**Exercise:**
Copy every line in the records below that contains the word "text".

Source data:
+ + + + + + +
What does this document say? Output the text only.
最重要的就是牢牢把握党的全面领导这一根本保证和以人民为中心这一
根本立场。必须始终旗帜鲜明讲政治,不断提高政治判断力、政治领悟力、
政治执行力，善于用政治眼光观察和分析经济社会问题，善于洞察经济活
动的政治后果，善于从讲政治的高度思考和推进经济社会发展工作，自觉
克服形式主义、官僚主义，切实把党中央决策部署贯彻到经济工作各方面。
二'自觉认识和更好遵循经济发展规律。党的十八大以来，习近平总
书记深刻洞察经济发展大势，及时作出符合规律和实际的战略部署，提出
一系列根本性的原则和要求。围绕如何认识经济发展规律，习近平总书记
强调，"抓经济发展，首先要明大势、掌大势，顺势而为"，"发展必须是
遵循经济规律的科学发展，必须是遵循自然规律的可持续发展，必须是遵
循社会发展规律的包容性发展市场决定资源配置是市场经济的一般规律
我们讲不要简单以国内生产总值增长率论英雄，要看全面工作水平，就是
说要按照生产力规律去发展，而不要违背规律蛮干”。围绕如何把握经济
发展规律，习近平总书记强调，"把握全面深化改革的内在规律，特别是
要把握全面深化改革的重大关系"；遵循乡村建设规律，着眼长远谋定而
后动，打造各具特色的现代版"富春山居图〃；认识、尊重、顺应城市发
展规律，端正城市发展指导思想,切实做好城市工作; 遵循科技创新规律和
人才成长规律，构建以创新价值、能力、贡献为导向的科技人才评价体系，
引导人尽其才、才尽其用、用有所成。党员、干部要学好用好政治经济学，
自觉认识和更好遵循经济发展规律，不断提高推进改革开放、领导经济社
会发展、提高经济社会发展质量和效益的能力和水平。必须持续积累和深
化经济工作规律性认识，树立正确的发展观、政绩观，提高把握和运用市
+ + + + + + +
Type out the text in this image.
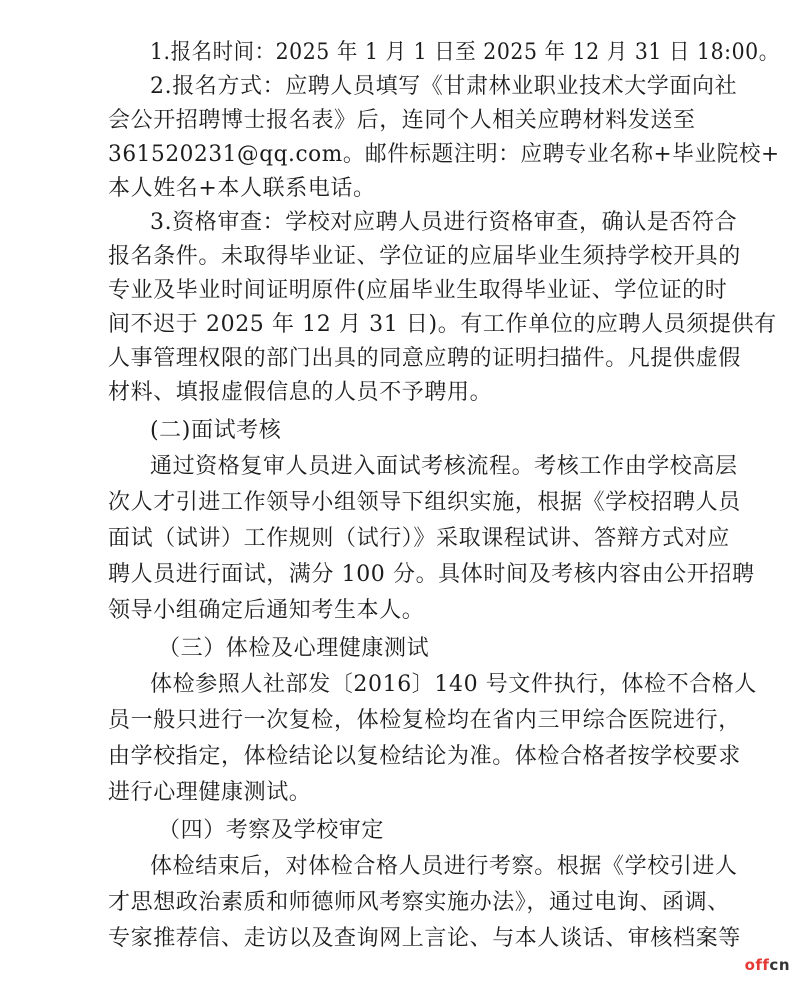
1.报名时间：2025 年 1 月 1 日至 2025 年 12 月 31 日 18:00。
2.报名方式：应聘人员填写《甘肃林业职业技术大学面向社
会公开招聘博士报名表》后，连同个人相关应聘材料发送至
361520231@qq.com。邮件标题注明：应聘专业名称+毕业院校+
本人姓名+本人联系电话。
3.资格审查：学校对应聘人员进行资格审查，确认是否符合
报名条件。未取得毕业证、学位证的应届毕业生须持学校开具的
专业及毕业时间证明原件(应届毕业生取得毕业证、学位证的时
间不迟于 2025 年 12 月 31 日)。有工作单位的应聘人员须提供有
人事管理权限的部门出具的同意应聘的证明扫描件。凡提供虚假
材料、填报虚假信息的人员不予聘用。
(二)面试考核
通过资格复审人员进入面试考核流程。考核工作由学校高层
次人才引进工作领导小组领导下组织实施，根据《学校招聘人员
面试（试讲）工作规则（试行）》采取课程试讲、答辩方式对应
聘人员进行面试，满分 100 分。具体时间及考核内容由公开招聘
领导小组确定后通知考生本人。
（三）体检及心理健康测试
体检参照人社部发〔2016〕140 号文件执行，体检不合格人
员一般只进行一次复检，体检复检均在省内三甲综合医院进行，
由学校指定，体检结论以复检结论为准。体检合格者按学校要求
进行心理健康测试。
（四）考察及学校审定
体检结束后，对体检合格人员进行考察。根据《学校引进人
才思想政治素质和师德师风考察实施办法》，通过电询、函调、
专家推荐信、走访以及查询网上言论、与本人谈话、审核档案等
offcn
+ + + + + + +
**Complete response:**
What does this document say? Output the text only.
Type out the text in this image.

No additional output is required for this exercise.